[Stored entries]

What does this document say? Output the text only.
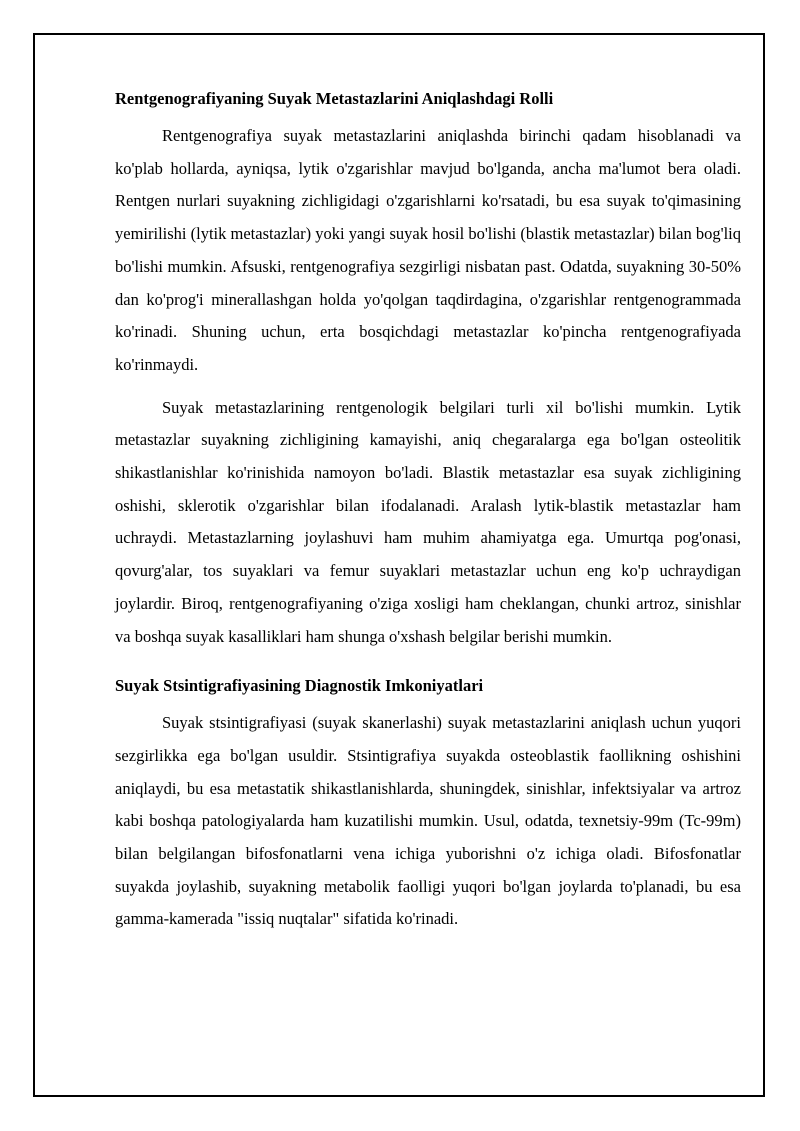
Rentgenografiyaning Suyak Metastazlarini Aniqlashdagi Rolli

Rentgenografiya suyak metastazlarini aniqlashda birinchi qadam hisoblanadi va ko'plab hollarda, ayniqsa, lytik o'zgarishlar mavjud bo'lganda, ancha ma'lumot bera oladi. Rentgen nurlari suyakning zichligidagi o'zgarishlarni ko'rsatadi, bu esa suyak to'qimasining yemirilishi (lytik metastazlar) yoki yangi suyak hosil bo'lishi (blastik metastazlar) bilan bog'liq bo'lishi mumkin. Afsuski, rentgenografiya sezgirligi nisbatan past. Odatda, suyakning 30-50% dan ko'prog'i minerallashgan holda yo'qolgan taqdirdagina, o'zgarishlar rentgenogrammada ko'rinadi. Shuning uchun, erta bosqichdagi metastazlar ko'pincha rentgenografiyada ko'rinmaydi.

Suyak metastazlarining rentgenologik belgilari turli xil bo'lishi mumkin. Lytik metastazlar suyakning zichligining kamayishi, aniq chegaralarga ega bo'lgan osteolitik shikastlanishlar ko'rinishida namoyon bo'ladi. Blastik metastazlar esa suyak zichligining oshishi, sklerotik o'zgarishlar bilan ifodalanadi. Aralash lytik-blastik metastazlar ham uchraydi. Metastazlarning joylashuvi ham muhim ahamiyatga ega. Umurtqa pog'onasi, qovurg'alar, tos suyaklari va femur suyaklari metastazlar uchun eng ko'p uchraydigan joylardir. Biroq, rentgenografiyaning o'ziga xosligi ham cheklangan, chunki artroz, sinishlar va boshqa suyak kasalliklari ham shunga o'xshash belgilar berishi mumkin.

Suyak Stsintigrafiyasining Diagnostik Imkoniyatlari

Suyak stsintigrafiyasi (suyak skanerlashi) suyak metastazlarini aniqlash uchun yuqori sezgirlikka ega bo'lgan usuldir. Stsintigrafiya suyakda osteoblastik faollikning oshishini aniqlaydi, bu esa metastatik shikastlanishlarda, shuningdek, sinishlar, infektsiyalar va artroz kabi boshqa patologiyalarda ham kuzatilishi mumkin. Usul, odatda, texnetsiy-99m (Tc-99m) bilan belgilangan bifosfonatlarni vena ichiga yuborishni o'z ichiga oladi. Bifosfonatlar suyakda joylashib, suyakning metabolik faolligi yuqori bo'lgan joylarda to'planadi, bu esa gamma-kamerada "issiq nuqtalar" sifatida ko'rinadi.
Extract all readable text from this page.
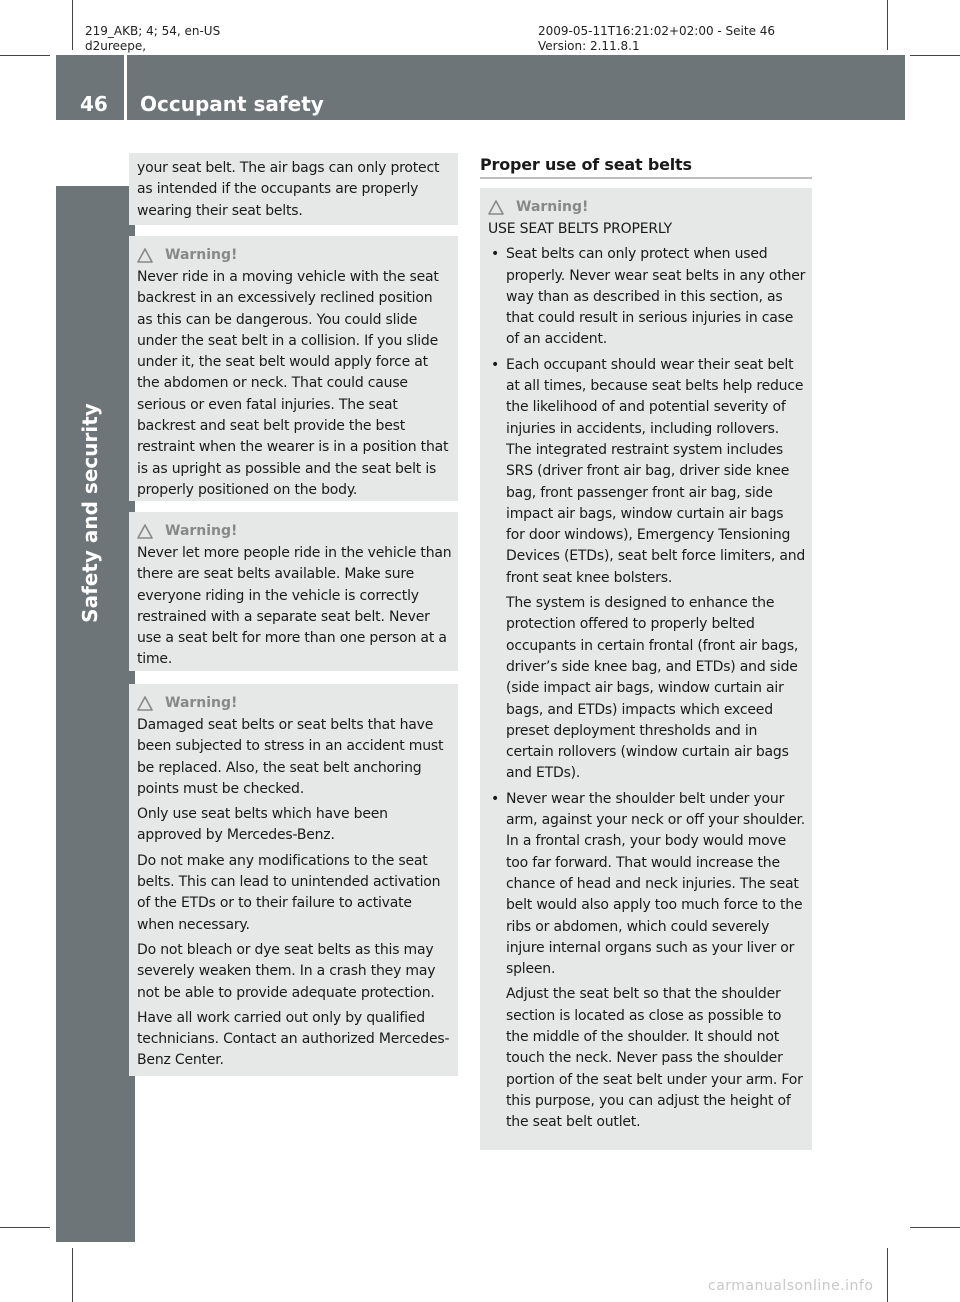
219_AKB; 4; 54, en-US
d2ureepe,
2009-05-11T16:21:02+02:00 - Seite 46
Version: 2.11.8.1
46 Occupant safety
Safety and security

your seat belt. The air bags can only protect as intended if the occupants are properly wearing their seat belts.

Warning!

Never ride in a moving vehicle with the seat backrest in an excessively reclined position as this can be dangerous. You could slide under the seat belt in a collision. If you slide under it, the seat belt would apply force at the abdomen or neck. That could cause serious or even fatal injuries. The seat backrest and seat belt provide the best restraint when the wearer is in a position that is as upright as possible and the seat belt is properly positioned on the body.

Warning!

Never let more people ride in the vehicle than there are seat belts available. Make sure everyone riding in the vehicle is correctly restrained with a separate seat belt. Never use a seat belt for more than one person at a time.

Warning!

Damaged seat belts or seat belts that have been subjected to stress in an accident must be replaced. Also, the seat belt anchoring points must be checked.

Only use seat belts which have been approved by Mercedes-Benz.

Do not make any modifications to the seat belts. This can lead to unintended activation of the ETDs or to their failure to activate when necessary.

Do not bleach or dye seat belts as this may severely weaken them. In a crash they may not be able to provide adequate protection.

Have all work carried out only by qualified technicians. Contact an authorized Mercedes-Benz Center.

Proper use of seat belts
Warning!

USE SEAT BELTS PROPERLY

• Seat belts can only protect when used properly. Never wear seat belts in any other way than as described in this section, as that could result in serious injuries in case of an accident.

• Each occupant should wear their seat belt at all times, because seat belts help reduce the likelihood of and potential severity of injuries in accidents, including rollovers. The integrated restraint system includes SRS (driver front air bag, driver side knee bag, front passenger front air bag, side impact air bags, window curtain air bags for door windows), Emergency Tensioning Devices (ETDs), seat belt force limiters, and front seat knee bolsters.

The system is designed to enhance the protection offered to properly belted occupants in certain frontal (front air bags, driver’s side knee bag, and ETDs) and side (side impact air bags, window curtain air bags, and ETDs) impacts which exceed preset deployment thresholds and in certain rollovers (window curtain air bags and ETDs).

• Never wear the shoulder belt under your arm, against your neck or off your shoulder. In a frontal crash, your body would move too far forward. That would increase the chance of head and neck injuries. The seat belt would also apply too much force to the ribs or abdomen, which could severely injure internal organs such as your liver or spleen.

Adjust the seat belt so that the shoulder section is located as close as possible to the middle of the shoulder. It should not touch the neck. Never pass the shoulder portion of the seat belt under your arm. For this purpose, you can adjust the height of the seat belt outlet.

carmanualsonline.info
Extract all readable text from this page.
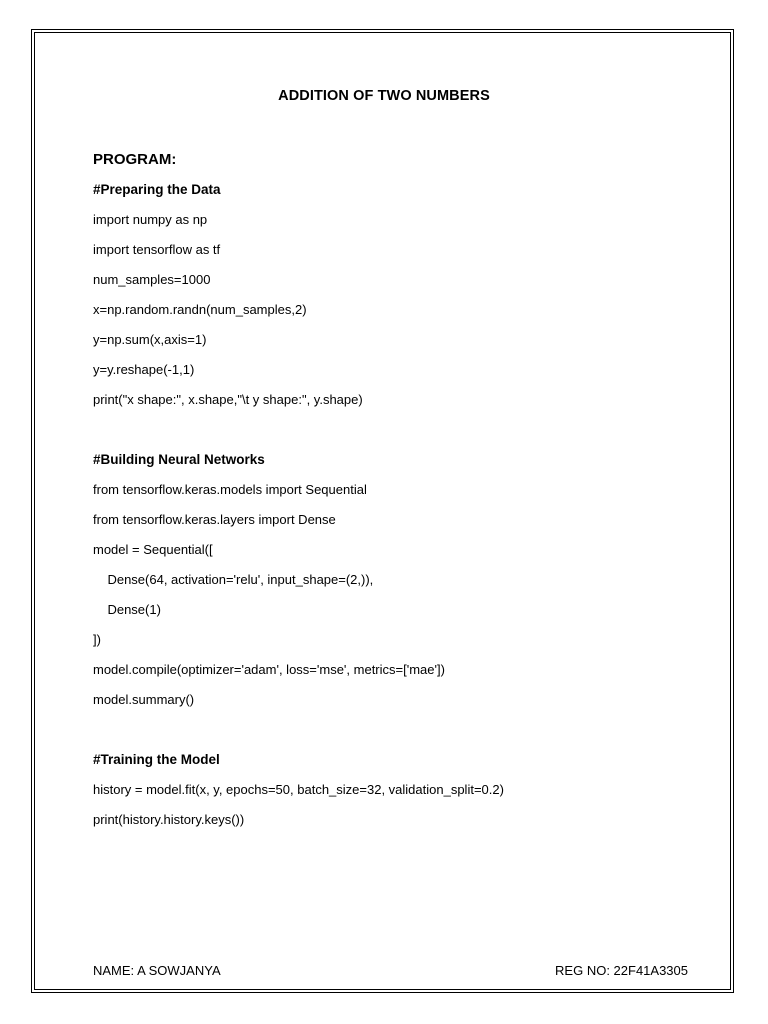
ADDITION OF TWO NUMBERS
PROGRAM:
#Preparing the Data
import numpy as np
import tensorflow as tf
num_samples=1000
x=np.random.randn(num_samples,2)
y=np.sum(x,axis=1)
y=y.reshape(-1,1)
print("x shape:", x.shape,"\t y shape:", y.shape)
#Building Neural Networks
from tensorflow.keras.models import Sequential
from tensorflow.keras.layers import Dense
model = Sequential([
Dense(64, activation='relu', input_shape=(2,)),
Dense(1)
])
model.compile(optimizer='adam', loss='mse', metrics=['mae'])
model.summary()
#Training the Model
history = model.fit(x, y, epochs=50, batch_size=32, validation_split=0.2)
print(history.history.keys())
NAME: A SOWJANYA	REG NO: 22F41A3305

### Aim of the exercise
Leave out all pictures, then copy the remaining material exactly.

### Result of the exercise
What does this document say? Output the text only.
Rentgenografiyaning Suyak Metastazlarini Aniqlashdagi Rolli

Rentgenografiya suyak metastazlarini aniqlashda birinchi qadam hisoblanadi va ko'plab hollarda, ayniqsa, lytik o'zgarishlar mavjud bo'lganda, ancha ma'lumot bera oladi. Rentgen nurlari suyakning zichligidagi o'zgarishlarni ko'rsatadi, bu esa suyak to'qimasining yemirilishi (lytik metastazlar) yoki yangi suyak hosil bo'lishi (blastik metastazlar) bilan bog'liq bo'lishi mumkin. Afsuski, rentgenografiya sezgirligi nisbatan past. Odatda, suyakning 30-50% dan ko'prog'i minerallashgan holda yo'qolgan taqdirdagina, o'zgarishlar rentgenogrammada ko'rinadi. Shuning uchun, erta bosqichdagi metastazlar ko'pincha rentgenografiyada ko'rinmaydi.

Suyak metastazlarining rentgenologik belgilari turli xil bo'lishi mumkin. Lytik metastazlar suyakning zichligining kamayishi, aniq chegaralarga ega bo'lgan osteolitik shikastlanishlar ko'rinishida namoyon bo'ladi. Blastik metastazlar esa suyak zichligining oshishi, sklerotik o'zgarishlar bilan ifodalanadi. Aralash lytik-blastik metastazlar ham uchraydi. Metastazlarning joylashuvi ham muhim ahamiyatga ega. Umurtqa pog'onasi, qovurg'alar, tos suyaklari va femur suyaklari metastazlar uchun eng ko'p uchraydigan joylardir. Biroq, rentgenografiyaning o'ziga xosligi ham cheklangan, chunki artroz, sinishlar va boshqa suyak kasalliklari ham shunga o'xshash belgilar berishi mumkin.

Suyak Stsintigrafiyasining Diagnostik Imkoniyatlari

Suyak stsintigrafiyasi (suyak skanerlashi) suyak metastazlarini aniqlash uchun yuqori sezgirlikka ega bo'lgan usuldir. Stsintigrafiya suyakda osteoblastik faollikning oshishini aniqlaydi, bu esa metastatik shikastlanishlarda, shuningdek, sinishlar, infektsiyalar va artroz kabi boshqa patologiyalarda ham kuzatilishi mumkin. Usul, odatda, texnetsiy-99m (Tc-99m) bilan belgilangan bifosfonatlarni vena ichiga yuborishni o'z ichiga oladi. Bifosfonatlar suyakda joylashib, suyakning metabolik faolligi yuqori bo'lgan joylarda to'planadi, bu esa gamma-kamerada "issiq nuqtalar" sifatida ko'rinadi.
Extract all readable text from this page.
219_AKB; 4; 54, en-US
d2ureepe,
2009-05-11T16:21:02+02:00 - Seite 46
Version: 2.11.8.1
46 Occupant safety
Safety and security

your seat belt. The air bags can only protect as intended if the occupants are properly wearing their seat belts.

Warning!

Never ride in a moving vehicle with the seat backrest in an excessively reclined position as this can be dangerous. You could slide under the seat belt in a collision. If you slide under it, the seat belt would apply force at the abdomen or neck. That could cause serious or even fatal injuries. The seat backrest and seat belt provide the best restraint when the wearer is in a position that is as upright as possible and the seat belt is properly positioned on the body.

Warning!

Never let more people ride in the vehicle than there are seat belts available. Make sure everyone riding in the vehicle is correctly restrained with a separate seat belt. Never use a seat belt for more than one person at a time.

Warning!

Damaged seat belts or seat belts that have been subjected to stress in an accident must be replaced. Also, the seat belt anchoring points must be checked.

Only use seat belts which have been approved by Mercedes-Benz.

Do not make any modifications to the seat belts. This can lead to unintended activation of the ETDs or to their failure to activate when necessary.

Do not bleach or dye seat belts as this may severely weaken them. In a crash they may not be able to provide adequate protection.

Have all work carried out only by qualified technicians. Contact an authorized Mercedes-Benz Center.

Proper use of seat belts
Warning!

USE SEAT BELTS PROPERLY

• Seat belts can only protect when used properly. Never wear seat belts in any other way than as described in this section, as that could result in serious injuries in case of an accident.

• Each occupant should wear their seat belt at all times, because seat belts help reduce the likelihood of and potential severity of injuries in accidents, including rollovers. The integrated restraint system includes SRS (driver front air bag, driver side knee bag, front passenger front air bag, side impact air bags, window curtain air bags for door windows), Emergency Tensioning Devices (ETDs), seat belt force limiters, and front seat knee bolsters.

The system is designed to enhance the protection offered to properly belted occupants in certain frontal (front air bags, driver’s side knee bag, and ETDs) and side (side impact air bags, window curtain air bags, and ETDs) impacts which exceed preset deployment thresholds and in certain rollovers (window curtain air bags and ETDs).

• Never wear the shoulder belt under your arm, against your neck or off your shoulder. In a frontal crash, your body would move too far forward. That would increase the chance of head and neck injuries. The seat belt would also apply too much force to the ribs or abdomen, which could severely injure internal organs such as your liver or spleen.

Adjust the seat belt so that the shoulder section is located as close as possible to the middle of the shoulder. It should not touch the neck. Never pass the shoulder portion of the seat belt under your arm. For this purpose, you can adjust the height of the seat belt outlet.

carmanualsonline.info
Extract all readable text from this page.
ADDITION OF TWO NUMBERS
PROGRAM:
#Preparing the Data
import numpy as np
import tensorflow as tf
num_samples=1000
x=np.random.randn(num_samples,2)
y=np.sum(x,axis=1)
y=y.reshape(-1,1)
print("x shape:", x.shape,"\t y shape:", y.shape)
#Building Neural Networks
from tensorflow.keras.models import Sequential
from tensorflow.keras.layers import Dense
model = Sequential([
Dense(64, activation='relu', input_shape=(2,)),
Dense(1)
])
model.compile(optimizer='adam', loss='mse', metrics=['mae'])
model.summary()
#Training the Model
history = model.fit(x, y, epochs=50, batch_size=32, validation_split=0.2)
print(history.history.keys())
NAME: A SOWJANYA	REG NO: 22F41A3305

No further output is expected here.